Given problem: Copy whichever lines contain the string "recommend".

Entries shown:
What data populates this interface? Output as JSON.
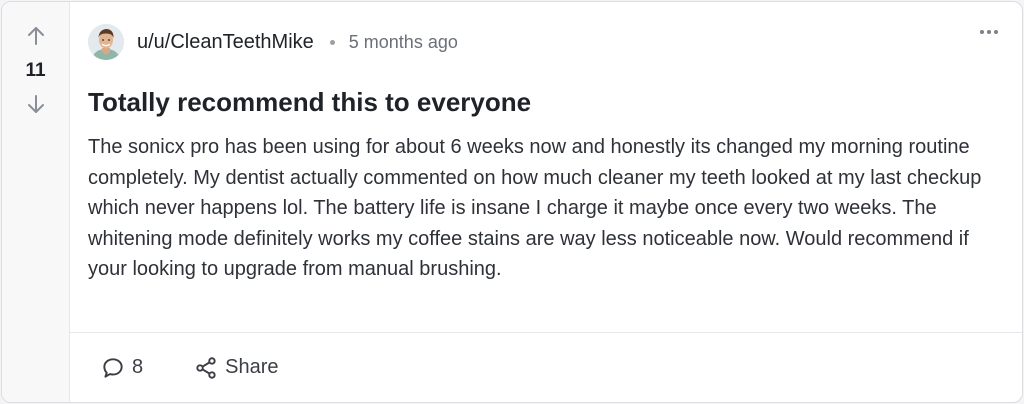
{
  "post": {
    "score": "11",
    "username": "u/u/CleanTeethMike",
    "timestamp": "5 months ago",
    "title": "Totally recommend this to everyone",
    "body": "The sonicx pro has been using for about 6 weeks now and honestly its changed my morning routine completely. My dentist actually commented on how much cleaner my teeth looked at my last checkup which never happens lol. The battery life is insane I charge it maybe once every two weeks. The whitening mode definitely works my coffee stains are way less noticeable now. Would recommend if your looking to upgrade from manual brushing.",
    "comment_count": "8",
    "share_label": "Share"
  },
  "icons": {
    "upvote": "arrow-up-icon",
    "downvote": "arrow-down-icon",
    "more": "more-horizontal-icon",
    "comment": "comment-icon",
    "share": "share-icon"
  }
}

Final answer:
    "title": "Totally recommend this to everyone",
    "body": "The sonicx pro has been using for about 6 weeks now and honestly its changed my morning routine completely. My dentist actually commented on how much cleaner my teeth looked at my last checkup which never happens lol. The battery life is insane I charge it maybe once every two weeks. The whitening mode definitely works my coffee stains are way less noticeable now. Would recommend if your looking to upgrade from manual brushing.",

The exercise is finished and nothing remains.